### Given instruction 1
Using the autograd passage below, decide whether each statement agrees with it. Answer yes or no for each, and quote the words of the passage that decide it. (a) The profiler can inspect the cost of operators on both the CPU and the GPU. (b) The save_for_backward method marks outputs as non-differentiable. (c) The profiler has three modes implemented at present.
### Given instruction 2
Name every method that the autograd passage below lists as available to ctx when creating a new Function.

### Passage shown
═══

Context method mixins

When creating a new Function, the following methods are available to ctx.

`function._ContextMethodMixin.mark_dirty`	Marks given tensors as modified in an in-place operation.
`function._ContextMethodMixin.mark_non_differentiable`	Marks outputs as non-differentiable.
`function._ContextMethodMixin.save_for_backward`	Saves given tensors for a future call to `backward()`.
`function._ContextMethodMixin.set_materialize_grads`	Sets whether to materialize output grad tensors.

Numerical gradient checking

gradcheck

Check gradients computed via small finite differences against analytical gradients w.r.t.

gradgradcheck

Check gradients of gradients computed via small finite differences against analytical gradients w.r.t.

Profiler

Autograd includes a profiler that lets you inspect the cost of different operators inside your model - both on the CPU and GPU. There are two modes implemented at the moment - CPU-only using profile. and nvprof based (registers both CPU and GPU activity) using emit_nvtx.

═══

### Excerpts from a layout annotation set
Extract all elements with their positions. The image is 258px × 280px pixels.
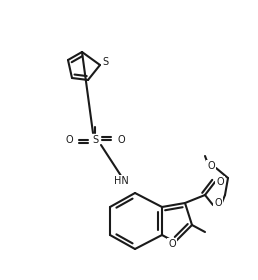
Text: O: O	[65, 135, 73, 145]
Text: O: O	[207, 161, 215, 171]
Text: O: O	[168, 239, 176, 249]
Text: S: S	[92, 135, 98, 145]
Text: HN: HN	[114, 176, 128, 186]
Text: O: O	[216, 177, 224, 187]
Text: O: O	[117, 135, 125, 145]
Text: O: O	[214, 198, 222, 208]
Text: S: S	[102, 57, 108, 67]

═══

### Exercise answer 1
(a) Yes: "both on the CPU and GPU"
(b) No: "Saves given tensors for a future call to `backward()`."
(c) No: "There are two modes implemented at the moment"

### Exercise answer 2
1. `function._ContextMethodMixin.mark_dirty`
2. `function._ContextMethodMixin.mark_non_differentiable`
3. `function._ContextMethodMixin.save_for_backward`
4. `function._ContextMethodMixin.set_materialize_grads`